+++ Given data +++
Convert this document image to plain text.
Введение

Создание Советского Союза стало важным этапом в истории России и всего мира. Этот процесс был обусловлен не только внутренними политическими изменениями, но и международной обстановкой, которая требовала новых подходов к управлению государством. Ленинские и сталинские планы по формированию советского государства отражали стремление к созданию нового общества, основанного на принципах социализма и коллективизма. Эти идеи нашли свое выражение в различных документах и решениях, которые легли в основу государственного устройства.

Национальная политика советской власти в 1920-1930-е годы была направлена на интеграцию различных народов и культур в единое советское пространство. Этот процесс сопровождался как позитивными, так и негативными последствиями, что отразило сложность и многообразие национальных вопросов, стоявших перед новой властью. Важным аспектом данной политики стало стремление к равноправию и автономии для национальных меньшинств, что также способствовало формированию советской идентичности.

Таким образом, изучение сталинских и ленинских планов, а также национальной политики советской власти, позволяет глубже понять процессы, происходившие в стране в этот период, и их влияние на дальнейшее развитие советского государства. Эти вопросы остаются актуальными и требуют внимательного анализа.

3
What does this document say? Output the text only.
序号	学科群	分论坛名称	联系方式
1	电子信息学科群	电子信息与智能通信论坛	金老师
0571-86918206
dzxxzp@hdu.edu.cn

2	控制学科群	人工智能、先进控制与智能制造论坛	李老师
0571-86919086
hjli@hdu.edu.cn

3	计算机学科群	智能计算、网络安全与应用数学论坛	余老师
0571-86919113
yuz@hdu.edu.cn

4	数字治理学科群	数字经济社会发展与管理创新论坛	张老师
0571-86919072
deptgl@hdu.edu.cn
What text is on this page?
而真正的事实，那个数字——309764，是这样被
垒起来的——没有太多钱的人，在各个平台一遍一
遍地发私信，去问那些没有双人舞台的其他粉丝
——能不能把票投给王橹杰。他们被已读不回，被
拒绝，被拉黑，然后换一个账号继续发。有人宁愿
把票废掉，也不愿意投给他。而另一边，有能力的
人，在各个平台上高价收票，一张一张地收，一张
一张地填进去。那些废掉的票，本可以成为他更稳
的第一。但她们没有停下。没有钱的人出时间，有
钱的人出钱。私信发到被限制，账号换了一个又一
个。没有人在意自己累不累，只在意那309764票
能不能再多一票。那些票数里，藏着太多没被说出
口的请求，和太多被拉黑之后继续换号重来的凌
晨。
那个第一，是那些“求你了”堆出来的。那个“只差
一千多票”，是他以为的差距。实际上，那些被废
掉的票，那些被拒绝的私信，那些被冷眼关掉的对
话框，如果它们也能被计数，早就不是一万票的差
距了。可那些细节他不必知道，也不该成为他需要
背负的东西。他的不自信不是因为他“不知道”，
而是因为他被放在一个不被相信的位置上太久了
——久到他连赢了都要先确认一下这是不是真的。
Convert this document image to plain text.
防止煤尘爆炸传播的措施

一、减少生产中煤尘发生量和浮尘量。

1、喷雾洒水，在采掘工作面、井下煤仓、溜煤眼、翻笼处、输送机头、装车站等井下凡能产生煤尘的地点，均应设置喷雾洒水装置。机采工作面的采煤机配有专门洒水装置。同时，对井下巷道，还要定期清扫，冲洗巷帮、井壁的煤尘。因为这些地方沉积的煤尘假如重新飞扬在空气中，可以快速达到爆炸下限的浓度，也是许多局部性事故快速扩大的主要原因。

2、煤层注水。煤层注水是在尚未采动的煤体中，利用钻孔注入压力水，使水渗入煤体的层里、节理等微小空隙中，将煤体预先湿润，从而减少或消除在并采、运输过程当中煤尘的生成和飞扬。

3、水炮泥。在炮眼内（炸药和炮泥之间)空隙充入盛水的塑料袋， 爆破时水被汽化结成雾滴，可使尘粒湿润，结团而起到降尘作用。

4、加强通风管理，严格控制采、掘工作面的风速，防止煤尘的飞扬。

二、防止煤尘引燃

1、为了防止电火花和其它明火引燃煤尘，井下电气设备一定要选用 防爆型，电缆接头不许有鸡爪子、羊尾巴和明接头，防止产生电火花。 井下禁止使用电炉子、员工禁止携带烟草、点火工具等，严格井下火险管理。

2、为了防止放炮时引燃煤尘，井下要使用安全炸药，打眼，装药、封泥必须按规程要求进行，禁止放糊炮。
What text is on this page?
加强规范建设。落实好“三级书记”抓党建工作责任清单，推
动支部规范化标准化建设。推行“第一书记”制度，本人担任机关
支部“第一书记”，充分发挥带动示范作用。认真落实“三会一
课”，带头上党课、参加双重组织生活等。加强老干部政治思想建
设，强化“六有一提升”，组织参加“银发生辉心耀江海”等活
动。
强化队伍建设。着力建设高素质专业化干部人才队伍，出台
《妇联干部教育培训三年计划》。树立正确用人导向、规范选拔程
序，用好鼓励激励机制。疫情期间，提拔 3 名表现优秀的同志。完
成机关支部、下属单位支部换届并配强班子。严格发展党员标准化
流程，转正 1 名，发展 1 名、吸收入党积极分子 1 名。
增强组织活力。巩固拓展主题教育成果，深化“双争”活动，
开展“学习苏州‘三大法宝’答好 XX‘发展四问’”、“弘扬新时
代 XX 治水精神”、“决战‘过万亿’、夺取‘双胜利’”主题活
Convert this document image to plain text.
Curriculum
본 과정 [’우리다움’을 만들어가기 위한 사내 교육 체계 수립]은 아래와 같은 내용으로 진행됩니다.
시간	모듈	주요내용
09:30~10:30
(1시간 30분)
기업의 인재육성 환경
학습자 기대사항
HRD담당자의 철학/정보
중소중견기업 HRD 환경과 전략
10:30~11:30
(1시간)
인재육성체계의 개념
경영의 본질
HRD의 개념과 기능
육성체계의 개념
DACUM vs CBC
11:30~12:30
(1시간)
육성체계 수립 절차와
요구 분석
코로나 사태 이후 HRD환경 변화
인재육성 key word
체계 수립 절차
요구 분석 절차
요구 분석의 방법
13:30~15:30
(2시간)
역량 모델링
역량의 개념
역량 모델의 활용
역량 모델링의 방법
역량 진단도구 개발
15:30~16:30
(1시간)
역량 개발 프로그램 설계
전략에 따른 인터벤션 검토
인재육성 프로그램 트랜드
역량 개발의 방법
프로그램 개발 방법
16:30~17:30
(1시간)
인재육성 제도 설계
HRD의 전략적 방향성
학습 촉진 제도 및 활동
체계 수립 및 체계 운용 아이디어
+++
### The task
Output all of the material exactly as written.

### Written solution
Convert this document image to plain text.
Введение

Создание Советского Союза стало важным этапом в истории России и всего мира. Этот процесс был обусловлен не только внутренними политическими изменениями, но и международной обстановкой, которая требовала новых подходов к управлению государством. Ленинские и сталинские планы по формированию советского государства отражали стремление к созданию нового общества, основанного на принципах социализма и коллективизма. Эти идеи нашли свое выражение в различных документах и решениях, которые легли в основу государственного устройства.

Национальная политика советской власти в 1920-1930-е годы была направлена на интеграцию различных народов и культур в единое советское пространство. Этот процесс сопровождался как позитивными, так и негативными последствиями, что отразило сложность и многообразие национальных вопросов, стоявших перед новой властью. Важным аспектом данной политики стало стремление к равноправию и автономии для национальных меньшинств, что также способствовало формированию советской идентичности.

Таким образом, изучение сталинских и ленинских планов, а также национальной политики советской власти, позволяет глубже понять процессы, происходившие в стране в этот период, и их влияние на дальнейшее развитие советского государства. Эти вопросы остаются актуальными и требуют внимательного анализа.

3
What does this document say? Output the text only.
序号	学科群	分论坛名称	联系方式
1	电子信息学科群	电子信息与智能通信论坛	金老师
0571-86918206
dzxxzp@hdu.edu.cn

2	控制学科群	人工智能、先进控制与智能制造论坛	李老师
0571-86919086
hjli@hdu.edu.cn

3	计算机学科群	智能计算、网络安全与应用数学论坛	余老师
0571-86919113
yuz@hdu.edu.cn

4	数字治理学科群	数字经济社会发展与管理创新论坛	张老师
0571-86919072
deptgl@hdu.edu.cn
What text is on this page?
而真正的事实，那个数字——309764，是这样被
垒起来的——没有太多钱的人，在各个平台一遍一
遍地发私信，去问那些没有双人舞台的其他粉丝
——能不能把票投给王橹杰。他们被已读不回，被
拒绝，被拉黑，然后换一个账号继续发。有人宁愿
把票废掉，也不愿意投给他。而另一边，有能力的
人，在各个平台上高价收票，一张一张地收，一张
一张地填进去。那些废掉的票，本可以成为他更稳
的第一。但她们没有停下。没有钱的人出时间，有
钱的人出钱。私信发到被限制，账号换了一个又一
个。没有人在意自己累不累，只在意那309764票
能不能再多一票。那些票数里，藏着太多没被说出
口的请求，和太多被拉黑之后继续换号重来的凌
晨。
那个第一，是那些“求你了”堆出来的。那个“只差
一千多票”，是他以为的差距。实际上，那些被废
掉的票，那些被拒绝的私信，那些被冷眼关掉的对
话框，如果它们也能被计数，早就不是一万票的差
距了。可那些细节他不必知道，也不该成为他需要
背负的东西。他的不自信不是因为他“不知道”，
而是因为他被放在一个不被相信的位置上太久了
——久到他连赢了都要先确认一下这是不是真的。
Convert this document image to plain text.
防止煤尘爆炸传播的措施

一、减少生产中煤尘发生量和浮尘量。

1、喷雾洒水，在采掘工作面、井下煤仓、溜煤眼、翻笼处、输送机头、装车站等井下凡能产生煤尘的地点，均应设置喷雾洒水装置。机采工作面的采煤机配有专门洒水装置。同时，对井下巷道，还要定期清扫，冲洗巷帮、井壁的煤尘。因为这些地方沉积的煤尘假如重新飞扬在空气中，可以快速达到爆炸下限的浓度，也是许多局部性事故快速扩大的主要原因。

2、煤层注水。煤层注水是在尚未采动的煤体中，利用钻孔注入压力水，使水渗入煤体的层里、节理等微小空隙中，将煤体预先湿润，从而减少或消除在并采、运输过程当中煤尘的生成和飞扬。

3、水炮泥。在炮眼内（炸药和炮泥之间)空隙充入盛水的塑料袋， 爆破时水被汽化结成雾滴，可使尘粒湿润，结团而起到降尘作用。

4、加强通风管理，严格控制采、掘工作面的风速，防止煤尘的飞扬。

二、防止煤尘引燃

1、为了防止电火花和其它明火引燃煤尘，井下电气设备一定要选用 防爆型，电缆接头不许有鸡爪子、羊尾巴和明接头，防止产生电火花。 井下禁止使用电炉子、员工禁止携带烟草、点火工具等，严格井下火险管理。

2、为了防止放炮时引燃煤尘，井下要使用安全炸药，打眼，装药、封泥必须按规程要求进行，禁止放糊炮。
What text is on this page?
加强规范建设。落实好“三级书记”抓党建工作责任清单，推
动支部规范化标准化建设。推行“第一书记”制度，本人担任机关
支部“第一书记”，充分发挥带动示范作用。认真落实“三会一
课”，带头上党课、参加双重组织生活等。加强老干部政治思想建
设，强化“六有一提升”，组织参加“银发生辉心耀江海”等活
动。
强化队伍建设。着力建设高素质专业化干部人才队伍，出台
《妇联干部教育培训三年计划》。树立正确用人导向、规范选拔程
序，用好鼓励激励机制。疫情期间，提拔 3 名表现优秀的同志。完
成机关支部、下属单位支部换届并配强班子。严格发展党员标准化
流程，转正 1 名，发展 1 名、吸收入党积极分子 1 名。
增强组织活力。巩固拓展主题教育成果，深化“双争”活动，
开展“学习苏州‘三大法宝’答好 XX‘发展四问’”、“弘扬新时
代 XX 治水精神”、“决战‘过万亿’、夺取‘双胜利’”主题活
Convert this document image to plain text.
Curriculum
본 과정 [’우리다움’을 만들어가기 위한 사내 교육 체계 수립]은 아래와 같은 내용으로 진행됩니다.
시간	모듈	주요내용
09:30~10:30
(1시간 30분)
기업의 인재육성 환경
학습자 기대사항
HRD담당자의 철학/정보
중소중견기업 HRD 환경과 전략
10:30~11:30
(1시간)
인재육성체계의 개념
경영의 본질
HRD의 개념과 기능
육성체계의 개념
DACUM vs CBC
11:30~12:30
(1시간)
육성체계 수립 절차와
요구 분석
코로나 사태 이후 HRD환경 변화
인재육성 key word
체계 수립 절차
요구 분석 절차
요구 분석의 방법
13:30~15:30
(2시간)
역량 모델링
역량의 개념
역량 모델의 활용
역량 모델링의 방법
역량 진단도구 개발
15:30~16:30
(1시간)
역량 개발 프로그램 설계
전략에 따른 인터벤션 검토
인재육성 프로그램 트랜드
역량 개발의 방법
프로그램 개발 방법
16:30~17:30
(1시간)
인재육성 제도 설계
HRD의 전략적 방향성
학습 촉진 제도 및 활동
체계 수립 및 체계 운용 아이디어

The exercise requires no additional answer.